Reproduce every line of the records below verbatim, keeping each line in its original order.
^^^^
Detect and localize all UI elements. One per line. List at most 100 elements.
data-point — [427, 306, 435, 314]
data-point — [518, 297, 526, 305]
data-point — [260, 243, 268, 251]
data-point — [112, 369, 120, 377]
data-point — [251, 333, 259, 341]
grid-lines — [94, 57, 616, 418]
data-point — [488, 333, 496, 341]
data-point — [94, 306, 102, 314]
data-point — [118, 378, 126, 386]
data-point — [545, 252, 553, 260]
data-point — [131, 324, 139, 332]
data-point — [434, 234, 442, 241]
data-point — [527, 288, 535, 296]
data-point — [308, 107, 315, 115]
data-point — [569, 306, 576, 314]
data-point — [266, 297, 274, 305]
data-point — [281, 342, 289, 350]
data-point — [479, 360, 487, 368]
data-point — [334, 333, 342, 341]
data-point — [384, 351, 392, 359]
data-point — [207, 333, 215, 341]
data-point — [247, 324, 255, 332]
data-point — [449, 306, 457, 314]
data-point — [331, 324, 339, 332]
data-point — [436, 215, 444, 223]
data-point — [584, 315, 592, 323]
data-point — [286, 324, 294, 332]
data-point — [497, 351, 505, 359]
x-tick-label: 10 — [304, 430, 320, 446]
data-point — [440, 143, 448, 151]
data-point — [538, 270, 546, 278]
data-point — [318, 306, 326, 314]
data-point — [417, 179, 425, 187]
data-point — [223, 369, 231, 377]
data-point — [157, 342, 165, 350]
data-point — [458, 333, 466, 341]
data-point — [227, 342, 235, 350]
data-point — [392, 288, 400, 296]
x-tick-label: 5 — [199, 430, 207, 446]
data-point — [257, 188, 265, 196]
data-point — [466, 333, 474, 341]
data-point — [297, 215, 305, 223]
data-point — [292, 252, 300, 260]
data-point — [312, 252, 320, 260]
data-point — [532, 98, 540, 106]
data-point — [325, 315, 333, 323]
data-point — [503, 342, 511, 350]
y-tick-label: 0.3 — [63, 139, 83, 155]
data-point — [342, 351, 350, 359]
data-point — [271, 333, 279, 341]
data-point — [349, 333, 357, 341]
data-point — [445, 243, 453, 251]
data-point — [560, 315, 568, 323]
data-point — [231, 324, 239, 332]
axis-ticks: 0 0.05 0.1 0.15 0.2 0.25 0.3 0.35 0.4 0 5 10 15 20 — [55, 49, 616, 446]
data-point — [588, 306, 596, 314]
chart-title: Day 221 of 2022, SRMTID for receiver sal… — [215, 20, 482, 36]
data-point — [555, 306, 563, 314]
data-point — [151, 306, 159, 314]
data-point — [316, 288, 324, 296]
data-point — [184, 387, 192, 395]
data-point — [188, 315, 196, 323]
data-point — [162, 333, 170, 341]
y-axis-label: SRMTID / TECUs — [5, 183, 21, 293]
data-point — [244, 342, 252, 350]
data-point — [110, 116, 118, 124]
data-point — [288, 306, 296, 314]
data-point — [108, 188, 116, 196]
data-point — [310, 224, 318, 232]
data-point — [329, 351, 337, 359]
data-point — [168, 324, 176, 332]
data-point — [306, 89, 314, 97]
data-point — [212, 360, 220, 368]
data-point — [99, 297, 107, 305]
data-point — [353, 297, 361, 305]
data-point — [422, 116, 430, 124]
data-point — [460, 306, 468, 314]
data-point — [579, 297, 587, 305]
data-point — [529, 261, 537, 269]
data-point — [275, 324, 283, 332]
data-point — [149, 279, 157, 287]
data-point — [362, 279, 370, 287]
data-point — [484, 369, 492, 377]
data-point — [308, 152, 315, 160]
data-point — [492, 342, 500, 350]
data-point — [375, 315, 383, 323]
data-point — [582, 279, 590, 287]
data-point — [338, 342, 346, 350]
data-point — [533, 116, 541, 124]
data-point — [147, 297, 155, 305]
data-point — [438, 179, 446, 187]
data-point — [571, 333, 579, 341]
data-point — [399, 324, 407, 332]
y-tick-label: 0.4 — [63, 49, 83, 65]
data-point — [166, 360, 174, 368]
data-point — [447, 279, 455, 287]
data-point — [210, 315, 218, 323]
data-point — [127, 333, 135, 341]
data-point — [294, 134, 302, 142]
^^^^
▸ THE COMPLETED TASK:
Detect and localize all UI elements. One per line. List at most 100 elements.
data-point — [427, 306, 435, 314]
data-point — [518, 297, 526, 305]
data-point — [260, 243, 268, 251]
data-point — [112, 369, 120, 377]
data-point — [251, 333, 259, 341]
grid-lines — [94, 57, 616, 418]
data-point — [488, 333, 496, 341]
data-point — [94, 306, 102, 314]
data-point — [118, 378, 126, 386]
data-point — [545, 252, 553, 260]
data-point — [131, 324, 139, 332]
data-point — [434, 234, 442, 241]
data-point — [527, 288, 535, 296]
data-point — [308, 107, 315, 115]
data-point — [569, 306, 576, 314]
data-point — [266, 297, 274, 305]
data-point — [281, 342, 289, 350]
data-point — [479, 360, 487, 368]
data-point — [334, 333, 342, 341]
data-point — [384, 351, 392, 359]
data-point — [207, 333, 215, 341]
data-point — [247, 324, 255, 332]
data-point — [449, 306, 457, 314]
data-point — [331, 324, 339, 332]
data-point — [436, 215, 444, 223]
data-point — [584, 315, 592, 323]
data-point — [286, 324, 294, 332]
data-point — [497, 351, 505, 359]
x-tick-label: 10 — [304, 430, 320, 446]
data-point — [440, 143, 448, 151]
data-point — [538, 270, 546, 278]
data-point — [318, 306, 326, 314]
data-point — [417, 179, 425, 187]
data-point — [223, 369, 231, 377]
data-point — [157, 342, 165, 350]
data-point — [458, 333, 466, 341]
data-point — [227, 342, 235, 350]
data-point — [392, 288, 400, 296]
x-tick-label: 5 — [199, 430, 207, 446]
data-point — [257, 188, 265, 196]
data-point — [466, 333, 474, 341]
data-point — [297, 215, 305, 223]
data-point — [292, 252, 300, 260]
data-point — [312, 252, 320, 260]
data-point — [532, 98, 540, 106]
data-point — [325, 315, 333, 323]
data-point — [503, 342, 511, 350]
y-tick-label: 0.3 — [63, 139, 83, 155]
data-point — [342, 351, 350, 359]
data-point — [271, 333, 279, 341]
data-point — [349, 333, 357, 341]
data-point — [445, 243, 453, 251]
data-point — [560, 315, 568, 323]
data-point — [231, 324, 239, 332]
axis-ticks: 0 0.05 0.1 0.15 0.2 0.25 0.3 0.35 0.4 0 5 10 15 20 — [55, 49, 616, 446]
data-point — [588, 306, 596, 314]
chart-title: Day 221 of 2022, SRMTID for receiver sal… — [215, 20, 482, 36]
data-point — [555, 306, 563, 314]
data-point — [151, 306, 159, 314]
data-point — [316, 288, 324, 296]
data-point — [184, 387, 192, 395]
data-point — [188, 315, 196, 323]
data-point — [162, 333, 170, 341]
y-axis-label: SRMTID / TECUs — [5, 183, 21, 293]
data-point — [244, 342, 252, 350]
data-point — [110, 116, 118, 124]
data-point — [288, 306, 296, 314]
data-point — [108, 188, 116, 196]
data-point — [310, 224, 318, 232]
data-point — [329, 351, 337, 359]
data-point — [168, 324, 176, 332]
data-point — [306, 89, 314, 97]
data-point — [212, 360, 220, 368]
data-point — [99, 297, 107, 305]
data-point — [353, 297, 361, 305]
data-point — [422, 116, 430, 124]
data-point — [460, 306, 468, 314]
data-point — [579, 297, 587, 305]
data-point — [529, 261, 537, 269]
data-point — [275, 324, 283, 332]
data-point — [149, 279, 157, 287]
data-point — [362, 279, 370, 287]
data-point — [484, 369, 492, 377]
data-point — [308, 152, 315, 160]
data-point — [492, 342, 500, 350]
data-point — [375, 315, 383, 323]
data-point — [582, 279, 590, 287]
data-point — [338, 342, 346, 350]
data-point — [533, 116, 541, 124]
data-point — [147, 297, 155, 305]
data-point — [438, 179, 446, 187]
data-point — [571, 333, 579, 341]
data-point — [399, 324, 407, 332]
y-tick-label: 0.4 — [63, 49, 83, 65]
data-point — [166, 360, 174, 368]
data-point — [447, 279, 455, 287]
data-point — [210, 315, 218, 323]
data-point — [127, 333, 135, 341]
data-point — [294, 134, 302, 142]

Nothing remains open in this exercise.